- _WORK ITEM_
Without the images, set down each entry exactly.
BEGIN INFORMATION GIVEN
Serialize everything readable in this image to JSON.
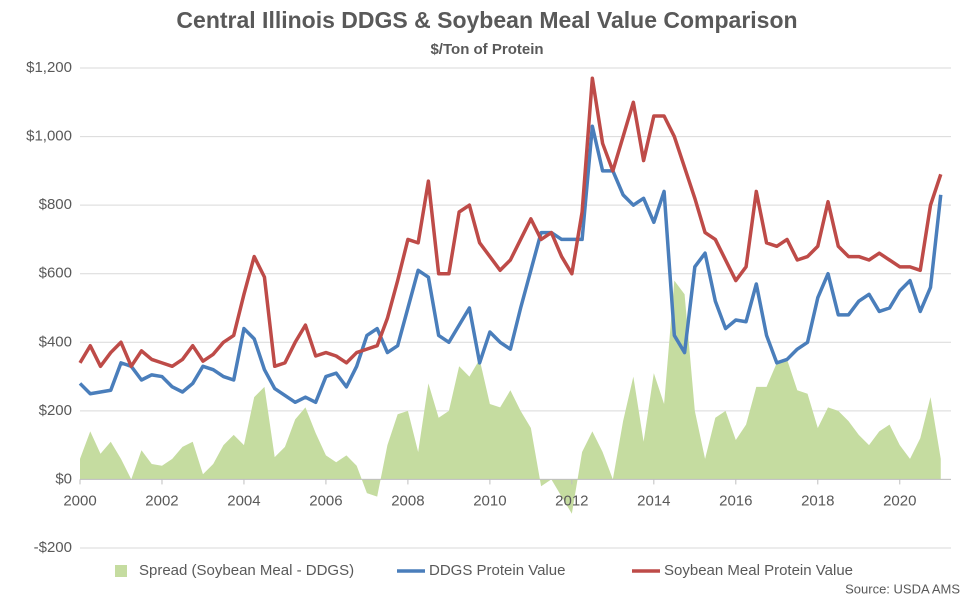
{
  "chart_data": {
    "type": "line",
    "title": "Central Illinois DDGS & Soybean Meal Value Comparison",
    "subtitle": "$/Ton of Protein",
    "source": "Source: USDA AMS",
    "x": [
      2000,
      2000.25,
      2000.5,
      2000.75,
      2001,
      2001.25,
      2001.5,
      2001.75,
      2002,
      2002.25,
      2002.5,
      2002.75,
      2003,
      2003.25,
      2003.5,
      2003.75,
      2004,
      2004.25,
      2004.5,
      2004.75,
      2005,
      2005.25,
      2005.5,
      2005.75,
      2006,
      2006.25,
      2006.5,
      2006.75,
      2007,
      2007.25,
      2007.5,
      2007.75,
      2008,
      2008.25,
      2008.5,
      2008.75,
      2009,
      2009.25,
      2009.5,
      2009.75,
      2010,
      2010.25,
      2010.5,
      2010.75,
      2011,
      2011.25,
      2011.5,
      2011.75,
      2012,
      2012.25,
      2012.5,
      2012.75,
      2013,
      2013.25,
      2013.5,
      2013.75,
      2014,
      2014.25,
      2014.5,
      2014.75,
      2015,
      2015.25,
      2015.5,
      2015.75,
      2016,
      2016.25,
      2016.5,
      2016.75,
      2017,
      2017.25,
      2017.5,
      2017.75,
      2018,
      2018.25,
      2018.5,
      2018.75,
      2019,
      2019.25,
      2019.5,
      2019.75,
      2020,
      2020.25,
      2020.5,
      2020.75,
      2021
    ],
    "series": [
      {
        "name": "Spread (Soybean Meal - DDGS)",
        "color": "#c5dca0",
        "kind": "area",
        "values": [
          60,
          140,
          75,
          110,
          60,
          0,
          85,
          45,
          40,
          60,
          95,
          110,
          15,
          45,
          100,
          130,
          100,
          240,
          270,
          65,
          95,
          175,
          210,
          135,
          70,
          50,
          70,
          40,
          -40,
          -50,
          100,
          190,
          200,
          80,
          280,
          180,
          200,
          330,
          300,
          350,
          220,
          210,
          260,
          200,
          150,
          -20,
          0,
          -50,
          -100,
          80,
          140,
          80,
          0,
          170,
          300,
          110,
          310,
          220,
          580,
          540,
          200,
          60,
          180,
          200,
          115,
          160,
          270,
          270,
          340,
          350,
          260,
          250,
          150,
          210,
          200,
          170,
          130,
          100,
          140,
          160,
          100,
          60,
          120,
          240,
          60
        ]
      },
      {
        "name": "DDGS Protein Value",
        "color": "#4a7ebb",
        "kind": "line",
        "values": [
          280,
          250,
          255,
          260,
          340,
          330,
          290,
          305,
          300,
          270,
          255,
          280,
          330,
          320,
          300,
          290,
          440,
          410,
          320,
          265,
          245,
          225,
          240,
          225,
          300,
          310,
          270,
          330,
          420,
          440,
          370,
          390,
          500,
          610,
          590,
          420,
          400,
          450,
          500,
          340,
          430,
          400,
          380,
          500,
          610,
          720,
          720,
          700,
          700,
          700,
          1030,
          900,
          900,
          830,
          800,
          820,
          750,
          840,
          420,
          370,
          620,
          660,
          520,
          440,
          465,
          460,
          570,
          420,
          340,
          350,
          380,
          400,
          530,
          600,
          480,
          480,
          520,
          540,
          490,
          500,
          550,
          580,
          490,
          560,
          830
        ]
      },
      {
        "name": "Soybean Meal Protein Value",
        "color": "#be4b48",
        "kind": "line",
        "values": [
          340,
          390,
          330,
          370,
          400,
          330,
          375,
          350,
          340,
          330,
          350,
          390,
          345,
          365,
          400,
          420,
          540,
          650,
          590,
          330,
          340,
          400,
          450,
          360,
          370,
          360,
          340,
          370,
          380,
          390,
          470,
          580,
          700,
          690,
          870,
          600,
          600,
          780,
          800,
          690,
          650,
          610,
          640,
          700,
          760,
          700,
          720,
          650,
          600,
          780,
          1170,
          980,
          900,
          1000,
          1100,
          930,
          1060,
          1060,
          1000,
          910,
          820,
          720,
          700,
          640,
          580,
          620,
          840,
          690,
          680,
          700,
          640,
          650,
          680,
          810,
          680,
          650,
          650,
          640,
          660,
          640,
          620,
          620,
          610,
          800,
          890
        ]
      }
    ],
    "xlim": [
      2000,
      2021.25
    ],
    "xticks": [
      2000,
      2002,
      2004,
      2006,
      2008,
      2010,
      2012,
      2014,
      2016,
      2018,
      2020
    ],
    "ylim": [
      -200,
      1200
    ],
    "yticks": [
      {
        "value": -200,
        "label": "-$200"
      },
      {
        "value": 0,
        "label": "$0"
      },
      {
        "value": 200,
        "label": "$200"
      },
      {
        "value": 400,
        "label": "$400"
      },
      {
        "value": 600,
        "label": "$600"
      },
      {
        "value": 800,
        "label": "$800"
      },
      {
        "value": 1000,
        "label": "$1,000"
      },
      {
        "value": 1200,
        "label": "$1,200"
      }
    ],
    "grid": true,
    "legend": "bottom"
  }
}
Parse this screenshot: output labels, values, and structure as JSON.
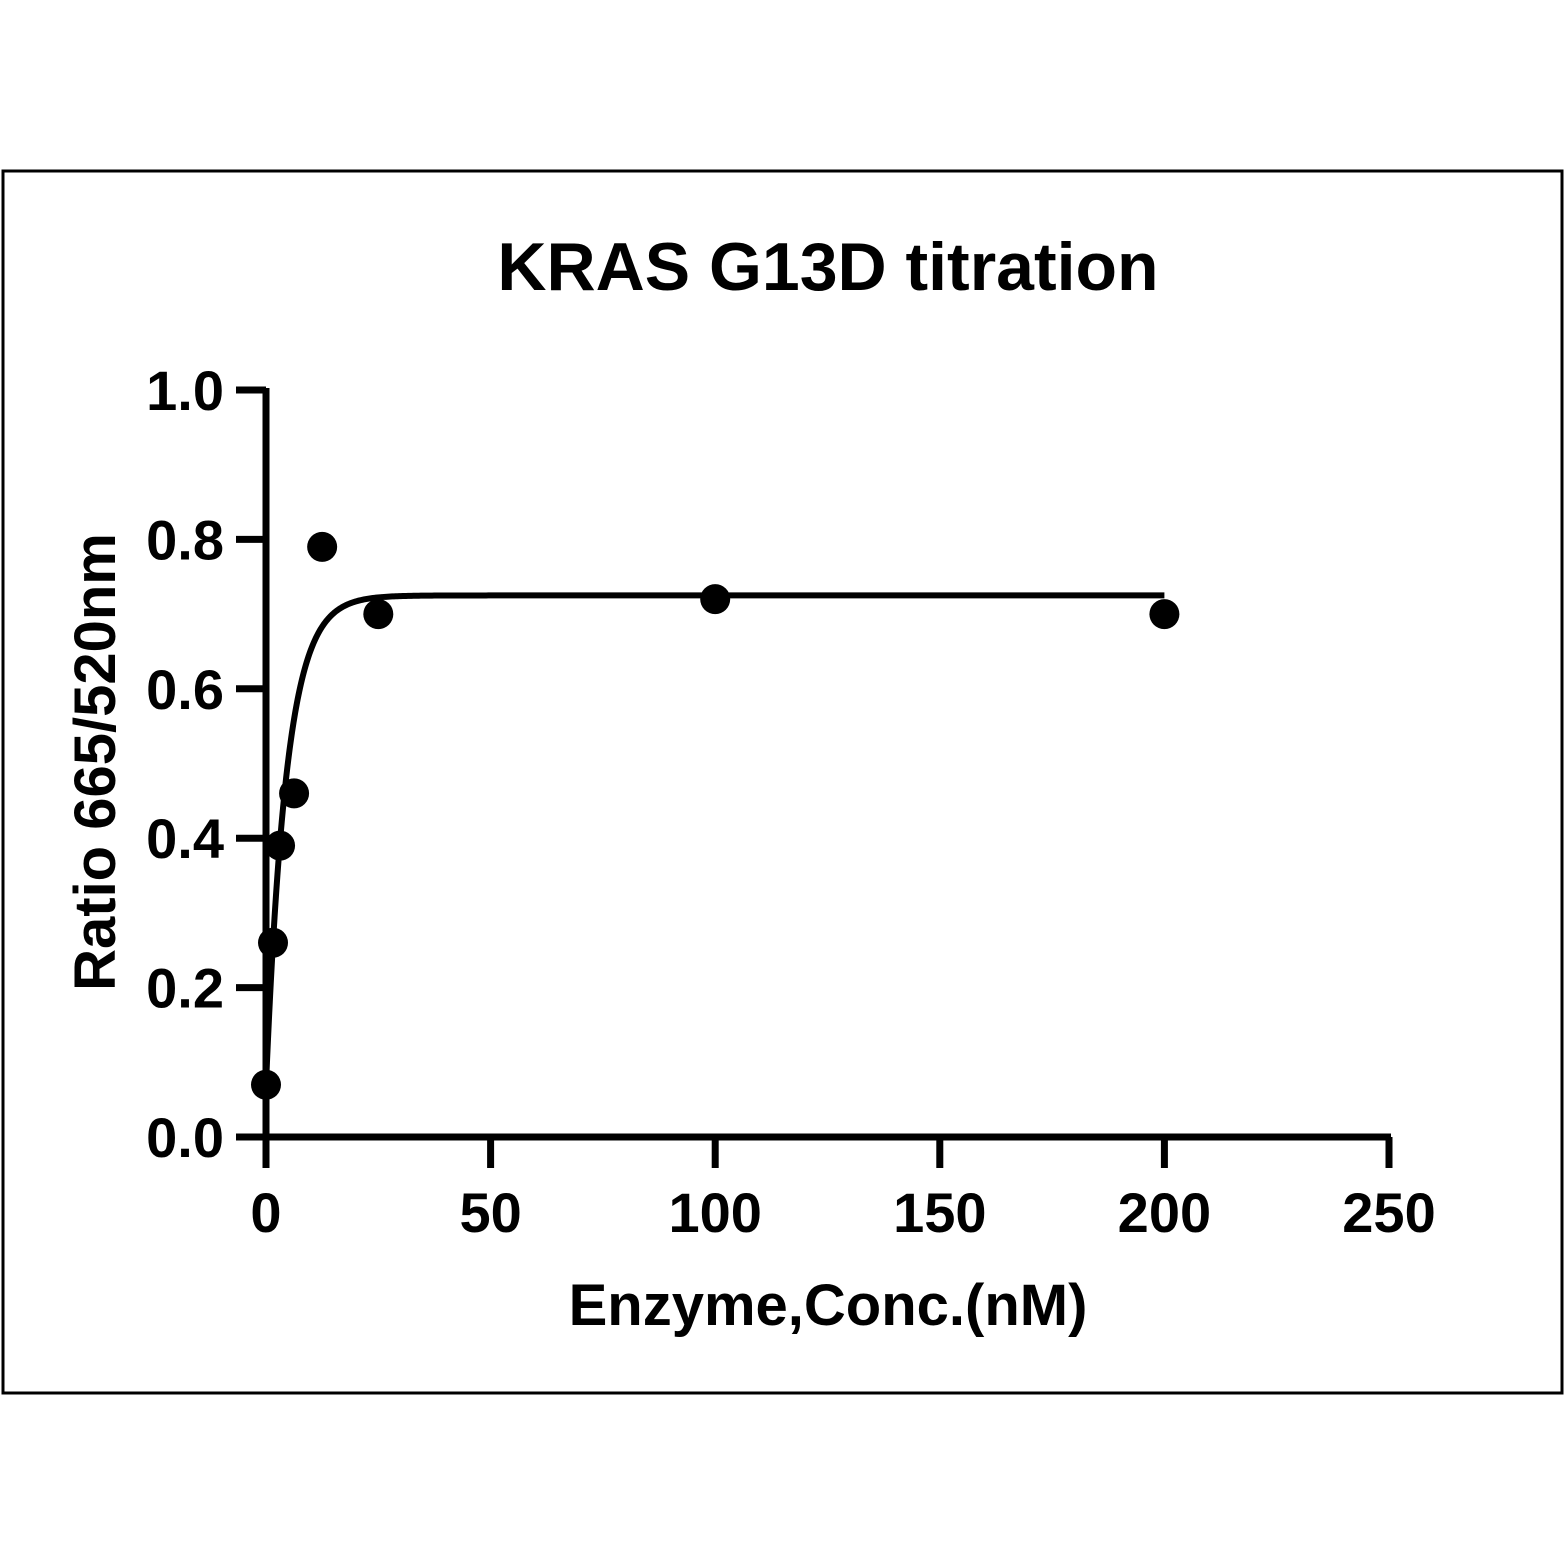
{
  "chart_data": {
    "type": "scatter",
    "title": "KRAS G13D titration",
    "xlabel": "Enzyme,Conc.(nM)",
    "ylabel": "Ratio 665/520nm",
    "xlim": [
      0,
      250
    ],
    "ylim": [
      0.0,
      1.0
    ],
    "x_ticks": [
      0,
      50,
      100,
      150,
      200,
      250
    ],
    "x_tick_labels": [
      "0",
      "50",
      "100",
      "150",
      "200",
      "250"
    ],
    "y_ticks": [
      0.0,
      0.2,
      0.4,
      0.6,
      0.8,
      1.0
    ],
    "y_tick_labels": [
      "0.0",
      "0.2",
      "0.4",
      "0.6",
      "0.8",
      "1.0"
    ],
    "grid": false,
    "legend": "none",
    "series": [
      {
        "points": [
          {
            "x": 0,
            "y": 0.07
          },
          {
            "x": 1.56,
            "y": 0.26
          },
          {
            "x": 3.13,
            "y": 0.39
          },
          {
            "x": 6.25,
            "y": 0.46
          },
          {
            "x": 12.5,
            "y": 0.79
          },
          {
            "x": 25,
            "y": 0.7
          },
          {
            "x": 100,
            "y": 0.72
          },
          {
            "x": 200,
            "y": 0.7
          }
        ]
      }
    ],
    "fit_curve": {
      "model": "one-phase association",
      "y0": 0.07,
      "plateau": 0.725,
      "k": 0.22,
      "x_range": [
        0,
        200
      ]
    },
    "colors": {
      "marker": "#000000",
      "line": "#000000",
      "axes": "#000000",
      "frame": "#000000",
      "background": "#ffffff"
    }
  }
}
END INFORMATION GIVEN
- _ANSWER TO THIS TASK_
Serialize everything readable in this image to JSON.
{
  "chart_data": {
    "type": "line",
    "title": "Central Illinois DDGS & Soybean Meal Value Comparison",
    "subtitle": "$/Ton of Protein",
    "source": "Source: USDA AMS",
    "x": [
      2000,
      2000.25,
      2000.5,
      2000.75,
      2001,
      2001.25,
      2001.5,
      2001.75,
      2002,
      2002.25,
      2002.5,
      2002.75,
      2003,
      2003.25,
      2003.5,
      2003.75,
      2004,
      2004.25,
      2004.5,
      2004.75,
      2005,
      2005.25,
      2005.5,
      2005.75,
      2006,
      2006.25,
      2006.5,
      2006.75,
      2007,
      2007.25,
      2007.5,
      2007.75,
      2008,
      2008.25,
      2008.5,
      2008.75,
      2009,
      2009.25,
      2009.5,
      2009.75,
      2010,
      2010.25,
      2010.5,
      2010.75,
      2011,
      2011.25,
      2011.5,
      2011.75,
      2012,
      2012.25,
      2012.5,
      2012.75,
      2013,
      2013.25,
      2013.5,
      2013.75,
      2014,
      2014.25,
      2014.5,
      2014.75,
      2015,
      2015.25,
      2015.5,
      2015.75,
      2016,
      2016.25,
      2016.5,
      2016.75,
      2017,
      2017.25,
      2017.5,
      2017.75,
      2018,
      2018.25,
      2018.5,
      2018.75,
      2019,
      2019.25,
      2019.5,
      2019.75,
      2020,
      2020.25,
      2020.5,
      2020.75,
      2021
    ],
    "series": [
      {
        "name": "Spread (Soybean Meal - DDGS)",
        "color": "#c5dca0",
        "kind": "area",
        "values": [
          60,
          140,
          75,
          110,
          60,
          0,
          85,
          45,
          40,
          60,
          95,
          110,
          15,
          45,
          100,
          130,
          100,
          240,
          270,
          65,
          95,
          175,
          210,
          135,
          70,
          50,
          70,
          40,
          -40,
          -50,
          100,
          190,
          200,
          80,
          280,
          180,
          200,
          330,
          300,
          350,
          220,
          210,
          260,
          200,
          150,
          -20,
          0,
          -50,
          -100,
          80,
          140,
          80,
          0,
          170,
          300,
          110,
          310,
          220,
          580,
          540,
          200,
          60,
          180,
          200,
          115,
          160,
          270,
          270,
          340,
          350,
          260,
          250,
          150,
          210,
          200,
          170,
          130,
          100,
          140,
          160,
          100,
          60,
          120,
          240,
          60
        ]
      },
      {
        "name": "DDGS Protein Value",
        "color": "#4a7ebb",
        "kind": "line",
        "values": [
          280,
          250,
          255,
          260,
          340,
          330,
          290,
          305,
          300,
          270,
          255,
          280,
          330,
          320,
          300,
          290,
          440,
          410,
          320,
          265,
          245,
          225,
          240,
          225,
          300,
          310,
          270,
          330,
          420,
          440,
          370,
          390,
          500,
          610,
          590,
          420,
          400,
          450,
          500,
          340,
          430,
          400,
          380,
          500,
          610,
          720,
          720,
          700,
          700,
          700,
          1030,
          900,
          900,
          830,
          800,
          820,
          750,
          840,
          420,
          370,
          620,
          660,
          520,
          440,
          465,
          460,
          570,
          420,
          340,
          350,
          380,
          400,
          530,
          600,
          480,
          480,
          520,
          540,
          490,
          500,
          550,
          580,
          490,
          560,
          830
        ]
      },
      {
        "name": "Soybean Meal Protein Value",
        "color": "#be4b48",
        "kind": "line",
        "values": [
          340,
          390,
          330,
          370,
          400,
          330,
          375,
          350,
          340,
          330,
          350,
          390,
          345,
          365,
          400,
          420,
          540,
          650,
          590,
          330,
          340,
          400,
          450,
          360,
          370,
          360,
          340,
          370,
          380,
          390,
          470,
          580,
          700,
          690,
          870,
          600,
          600,
          780,
          800,
          690,
          650,
          610,
          640,
          700,
          760,
          700,
          720,
          650,
          600,
          780,
          1170,
          980,
          900,
          1000,
          1100,
          930,
          1060,
          1060,
          1000,
          910,
          820,
          720,
          700,
          640,
          580,
          620,
          840,
          690,
          680,
          700,
          640,
          650,
          680,
          810,
          680,
          650,
          650,
          640,
          660,
          640,
          620,
          620,
          610,
          800,
          890
        ]
      }
    ],
    "xlim": [
      2000,
      2021.25
    ],
    "xticks": [
      2000,
      2002,
      2004,
      2006,
      2008,
      2010,
      2012,
      2014,
      2016,
      2018,
      2020
    ],
    "ylim": [
      -200,
      1200
    ],
    "yticks": [
      {
        "value": -200,
        "label": "-$200"
      },
      {
        "value": 0,
        "label": "$0"
      },
      {
        "value": 200,
        "label": "$200"
      },
      {
        "value": 400,
        "label": "$400"
      },
      {
        "value": 600,
        "label": "$600"
      },
      {
        "value": 800,
        "label": "$800"
      },
      {
        "value": 1000,
        "label": "$1,000"
      },
      {
        "value": 1200,
        "label": "$1,200"
      }
    ],
    "grid": true,
    "legend": "bottom"
  }
}
Parse this screenshot: output labels, values, and structure as JSON.
{
  "chart_data": {
    "type": "scatter",
    "title": "KRAS G13D titration",
    "xlabel": "Enzyme,Conc.(nM)",
    "ylabel": "Ratio 665/520nm",
    "xlim": [
      0,
      250
    ],
    "ylim": [
      0.0,
      1.0
    ],
    "x_ticks": [
      0,
      50,
      100,
      150,
      200,
      250
    ],
    "x_tick_labels": [
      "0",
      "50",
      "100",
      "150",
      "200",
      "250"
    ],
    "y_ticks": [
      0.0,
      0.2,
      0.4,
      0.6,
      0.8,
      1.0
    ],
    "y_tick_labels": [
      "0.0",
      "0.2",
      "0.4",
      "0.6",
      "0.8",
      "1.0"
    ],
    "grid": false,
    "legend": "none",
    "series": [
      {
        "points": [
          {
            "x": 0,
            "y": 0.07
          },
          {
            "x": 1.56,
            "y": 0.26
          },
          {
            "x": 3.13,
            "y": 0.39
          },
          {
            "x": 6.25,
            "y": 0.46
          },
          {
            "x": 12.5,
            "y": 0.79
          },
          {
            "x": 25,
            "y": 0.7
          },
          {
            "x": 100,
            "y": 0.72
          },
          {
            "x": 200,
            "y": 0.7
          }
        ]
      }
    ],
    "fit_curve": {
      "model": "one-phase association",
      "y0": 0.07,
      "plateau": 0.725,
      "k": 0.22,
      "x_range": [
        0,
        200
      ]
    },
    "colors": {
      "marker": "#000000",
      "line": "#000000",
      "axes": "#000000",
      "frame": "#000000",
      "background": "#ffffff"
    }
  }
}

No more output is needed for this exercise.